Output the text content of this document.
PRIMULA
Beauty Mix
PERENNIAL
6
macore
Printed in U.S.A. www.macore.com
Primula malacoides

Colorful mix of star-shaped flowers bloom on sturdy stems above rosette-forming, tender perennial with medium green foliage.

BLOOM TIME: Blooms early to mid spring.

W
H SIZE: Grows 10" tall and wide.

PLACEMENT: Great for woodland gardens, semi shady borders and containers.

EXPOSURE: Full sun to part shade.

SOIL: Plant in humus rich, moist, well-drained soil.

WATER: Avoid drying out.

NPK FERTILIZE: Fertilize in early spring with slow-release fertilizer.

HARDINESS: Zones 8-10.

-----

[TASK INSTRUCTIONS]: Repeat each record exactly, leaving nothing out.

[SOLUTION TO THIS TASK]:
Output the text content of this document.
PRIMULA
Beauty Mix
PERENNIAL
6
macore
Printed in U.S.A. www.macore.com
Primula malacoides

Colorful mix of star-shaped flowers bloom on sturdy stems above rosette-forming, tender perennial with medium green foliage.

BLOOM TIME: Blooms early to mid spring.

W
H SIZE: Grows 10" tall and wide.

PLACEMENT: Great for woodland gardens, semi shady borders and containers.

EXPOSURE: Full sun to part shade.

SOIL: Plant in humus rich, moist, well-drained soil.

WATER: Avoid drying out.

NPK FERTILIZE: Fertilize in early spring with slow-release fertilizer.

HARDINESS: Zones 8-10.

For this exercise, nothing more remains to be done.